→ **WHAT IS EXPECTED**
Every line in the listing is to be echoed verbatim.

→ **TASK INPUTS**
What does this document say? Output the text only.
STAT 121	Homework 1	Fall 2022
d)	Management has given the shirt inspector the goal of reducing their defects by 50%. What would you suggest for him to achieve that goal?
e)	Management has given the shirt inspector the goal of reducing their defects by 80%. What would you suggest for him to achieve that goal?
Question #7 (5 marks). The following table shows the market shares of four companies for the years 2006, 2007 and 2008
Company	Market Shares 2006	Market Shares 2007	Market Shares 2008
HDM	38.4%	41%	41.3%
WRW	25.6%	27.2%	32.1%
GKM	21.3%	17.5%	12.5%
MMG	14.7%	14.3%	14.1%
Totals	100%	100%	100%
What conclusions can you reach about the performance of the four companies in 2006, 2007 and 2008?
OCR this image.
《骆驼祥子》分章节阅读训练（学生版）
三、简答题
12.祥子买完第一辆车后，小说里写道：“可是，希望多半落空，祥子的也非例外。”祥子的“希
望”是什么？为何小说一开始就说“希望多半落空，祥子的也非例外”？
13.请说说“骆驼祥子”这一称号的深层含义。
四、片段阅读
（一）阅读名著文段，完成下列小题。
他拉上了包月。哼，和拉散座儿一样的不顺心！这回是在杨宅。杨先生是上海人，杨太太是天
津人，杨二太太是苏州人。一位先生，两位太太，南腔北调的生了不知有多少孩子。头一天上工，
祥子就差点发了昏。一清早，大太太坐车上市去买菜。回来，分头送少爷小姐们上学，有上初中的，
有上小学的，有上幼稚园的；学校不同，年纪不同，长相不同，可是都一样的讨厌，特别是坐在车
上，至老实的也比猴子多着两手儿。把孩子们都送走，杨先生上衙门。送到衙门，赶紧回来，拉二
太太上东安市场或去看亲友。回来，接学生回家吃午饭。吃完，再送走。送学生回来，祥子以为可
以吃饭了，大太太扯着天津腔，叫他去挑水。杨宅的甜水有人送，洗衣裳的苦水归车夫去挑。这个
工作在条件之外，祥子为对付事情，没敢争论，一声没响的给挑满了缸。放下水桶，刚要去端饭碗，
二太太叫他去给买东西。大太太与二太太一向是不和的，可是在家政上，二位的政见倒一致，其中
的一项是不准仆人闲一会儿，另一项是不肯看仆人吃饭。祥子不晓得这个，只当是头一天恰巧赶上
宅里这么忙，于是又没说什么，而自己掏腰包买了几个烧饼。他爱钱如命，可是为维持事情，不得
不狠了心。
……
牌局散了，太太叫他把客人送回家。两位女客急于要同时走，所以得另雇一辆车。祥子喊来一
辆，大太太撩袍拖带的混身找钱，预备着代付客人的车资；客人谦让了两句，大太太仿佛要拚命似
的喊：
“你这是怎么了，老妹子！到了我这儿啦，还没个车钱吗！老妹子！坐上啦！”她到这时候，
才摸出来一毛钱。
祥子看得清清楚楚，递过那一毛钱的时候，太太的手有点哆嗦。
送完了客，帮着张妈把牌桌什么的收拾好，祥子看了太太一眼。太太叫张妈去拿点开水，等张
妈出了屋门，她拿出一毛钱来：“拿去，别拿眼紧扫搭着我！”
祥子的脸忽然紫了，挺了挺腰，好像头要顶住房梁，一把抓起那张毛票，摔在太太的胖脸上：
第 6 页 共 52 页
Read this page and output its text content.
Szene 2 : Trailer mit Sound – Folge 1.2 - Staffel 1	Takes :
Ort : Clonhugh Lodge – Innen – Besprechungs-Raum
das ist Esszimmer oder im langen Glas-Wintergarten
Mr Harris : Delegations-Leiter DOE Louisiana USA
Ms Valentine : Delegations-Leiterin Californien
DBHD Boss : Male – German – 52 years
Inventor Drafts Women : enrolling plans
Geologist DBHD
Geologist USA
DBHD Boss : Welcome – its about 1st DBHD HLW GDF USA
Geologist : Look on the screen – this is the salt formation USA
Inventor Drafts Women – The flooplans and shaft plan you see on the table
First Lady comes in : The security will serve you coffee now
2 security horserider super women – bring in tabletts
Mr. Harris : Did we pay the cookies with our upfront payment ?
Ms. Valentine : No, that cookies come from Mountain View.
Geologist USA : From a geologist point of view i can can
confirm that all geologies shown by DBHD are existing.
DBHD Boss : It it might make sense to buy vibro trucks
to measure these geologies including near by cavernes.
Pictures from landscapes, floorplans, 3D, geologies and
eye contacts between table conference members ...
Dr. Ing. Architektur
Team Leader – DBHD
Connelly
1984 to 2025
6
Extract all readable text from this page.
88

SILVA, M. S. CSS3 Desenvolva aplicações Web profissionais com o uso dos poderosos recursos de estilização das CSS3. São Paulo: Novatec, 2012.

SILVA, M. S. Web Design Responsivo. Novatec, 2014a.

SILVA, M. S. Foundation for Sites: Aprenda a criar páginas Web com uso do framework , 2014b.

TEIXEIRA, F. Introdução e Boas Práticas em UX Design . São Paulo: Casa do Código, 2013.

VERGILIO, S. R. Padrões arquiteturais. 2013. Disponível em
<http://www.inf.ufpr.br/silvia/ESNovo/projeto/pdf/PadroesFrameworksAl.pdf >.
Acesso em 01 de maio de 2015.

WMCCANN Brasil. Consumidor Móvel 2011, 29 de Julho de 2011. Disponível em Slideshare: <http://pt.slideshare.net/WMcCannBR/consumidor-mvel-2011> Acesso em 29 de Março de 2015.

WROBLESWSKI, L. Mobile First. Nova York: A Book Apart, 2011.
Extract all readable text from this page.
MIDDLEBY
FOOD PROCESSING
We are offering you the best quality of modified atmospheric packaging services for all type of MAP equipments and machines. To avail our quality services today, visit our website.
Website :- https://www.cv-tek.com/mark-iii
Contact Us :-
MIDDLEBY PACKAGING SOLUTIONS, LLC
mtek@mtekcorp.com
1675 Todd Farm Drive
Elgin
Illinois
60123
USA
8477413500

→ **EXERCISE OUTPUT**
What does this document say? Output the text only.
STAT 121	Homework 1	Fall 2022
d)	Management has given the shirt inspector the goal of reducing their defects by 50%. What would you suggest for him to achieve that goal?
e)	Management has given the shirt inspector the goal of reducing their defects by 80%. What would you suggest for him to achieve that goal?
Question #7 (5 marks). The following table shows the market shares of four companies for the years 2006, 2007 and 2008
Company	Market Shares 2006	Market Shares 2007	Market Shares 2008
HDM	38.4%	41%	41.3%
WRW	25.6%	27.2%	32.1%
GKM	21.3%	17.5%	12.5%
MMG	14.7%	14.3%	14.1%
Totals	100%	100%	100%
What conclusions can you reach about the performance of the four companies in 2006, 2007 and 2008?
OCR this image.
《骆驼祥子》分章节阅读训练（学生版）
三、简答题
12.祥子买完第一辆车后，小说里写道：“可是，希望多半落空，祥子的也非例外。”祥子的“希
望”是什么？为何小说一开始就说“希望多半落空，祥子的也非例外”？
13.请说说“骆驼祥子”这一称号的深层含义。
四、片段阅读
（一）阅读名著文段，完成下列小题。
他拉上了包月。哼，和拉散座儿一样的不顺心！这回是在杨宅。杨先生是上海人，杨太太是天
津人，杨二太太是苏州人。一位先生，两位太太，南腔北调的生了不知有多少孩子。头一天上工，
祥子就差点发了昏。一清早，大太太坐车上市去买菜。回来，分头送少爷小姐们上学，有上初中的，
有上小学的，有上幼稚园的；学校不同，年纪不同，长相不同，可是都一样的讨厌，特别是坐在车
上，至老实的也比猴子多着两手儿。把孩子们都送走，杨先生上衙门。送到衙门，赶紧回来，拉二
太太上东安市场或去看亲友。回来，接学生回家吃午饭。吃完，再送走。送学生回来，祥子以为可
以吃饭了，大太太扯着天津腔，叫他去挑水。杨宅的甜水有人送，洗衣裳的苦水归车夫去挑。这个
工作在条件之外，祥子为对付事情，没敢争论，一声没响的给挑满了缸。放下水桶，刚要去端饭碗，
二太太叫他去给买东西。大太太与二太太一向是不和的，可是在家政上，二位的政见倒一致，其中
的一项是不准仆人闲一会儿，另一项是不肯看仆人吃饭。祥子不晓得这个，只当是头一天恰巧赶上
宅里这么忙，于是又没说什么，而自己掏腰包买了几个烧饼。他爱钱如命，可是为维持事情，不得
不狠了心。
……
牌局散了，太太叫他把客人送回家。两位女客急于要同时走，所以得另雇一辆车。祥子喊来一
辆，大太太撩袍拖带的混身找钱，预备着代付客人的车资；客人谦让了两句，大太太仿佛要拚命似
的喊：
“你这是怎么了，老妹子！到了我这儿啦，还没个车钱吗！老妹子！坐上啦！”她到这时候，
才摸出来一毛钱。
祥子看得清清楚楚，递过那一毛钱的时候，太太的手有点哆嗦。
送完了客，帮着张妈把牌桌什么的收拾好，祥子看了太太一眼。太太叫张妈去拿点开水，等张
妈出了屋门，她拿出一毛钱来：“拿去，别拿眼紧扫搭着我！”
祥子的脸忽然紫了，挺了挺腰，好像头要顶住房梁，一把抓起那张毛票，摔在太太的胖脸上：
第 6 页 共 52 页
Read this page and output its text content.
Szene 2 : Trailer mit Sound – Folge 1.2 - Staffel 1	Takes :
Ort : Clonhugh Lodge – Innen – Besprechungs-Raum
das ist Esszimmer oder im langen Glas-Wintergarten
Mr Harris : Delegations-Leiter DOE Louisiana USA
Ms Valentine : Delegations-Leiterin Californien
DBHD Boss : Male – German – 52 years
Inventor Drafts Women : enrolling plans
Geologist DBHD
Geologist USA
DBHD Boss : Welcome – its about 1st DBHD HLW GDF USA
Geologist : Look on the screen – this is the salt formation USA
Inventor Drafts Women – The flooplans and shaft plan you see on the table
First Lady comes in : The security will serve you coffee now
2 security horserider super women – bring in tabletts
Mr. Harris : Did we pay the cookies with our upfront payment ?
Ms. Valentine : No, that cookies come from Mountain View.
Geologist USA : From a geologist point of view i can can
confirm that all geologies shown by DBHD are existing.
DBHD Boss : It it might make sense to buy vibro trucks
to measure these geologies including near by cavernes.
Pictures from landscapes, floorplans, 3D, geologies and
eye contacts between table conference members ...
Dr. Ing. Architektur
Team Leader – DBHD
Connelly
1984 to 2025
6
Extract all readable text from this page.
88

SILVA, M. S. CSS3 Desenvolva aplicações Web profissionais com o uso dos poderosos recursos de estilização das CSS3. São Paulo: Novatec, 2012.

SILVA, M. S. Web Design Responsivo. Novatec, 2014a.

SILVA, M. S. Foundation for Sites: Aprenda a criar páginas Web com uso do framework , 2014b.

TEIXEIRA, F. Introdução e Boas Práticas em UX Design . São Paulo: Casa do Código, 2013.

VERGILIO, S. R. Padrões arquiteturais. 2013. Disponível em
<http://www.inf.ufpr.br/silvia/ESNovo/projeto/pdf/PadroesFrameworksAl.pdf >.
Acesso em 01 de maio de 2015.

WMCCANN Brasil. Consumidor Móvel 2011, 29 de Julho de 2011. Disponível em Slideshare: <http://pt.slideshare.net/WMcCannBR/consumidor-mvel-2011> Acesso em 29 de Março de 2015.

WROBLESWSKI, L. Mobile First. Nova York: A Book Apart, 2011.
Extract all readable text from this page.
MIDDLEBY
FOOD PROCESSING
We are offering you the best quality of modified atmospheric packaging services for all type of MAP equipments and machines. To avail our quality services today, visit our website.
Website :- https://www.cv-tek.com/mark-iii
Contact Us :-
MIDDLEBY PACKAGING SOLUTIONS, LLC
mtek@mtekcorp.com
1675 Todd Farm Drive
Elgin
Illinois
60123
USA
8477413500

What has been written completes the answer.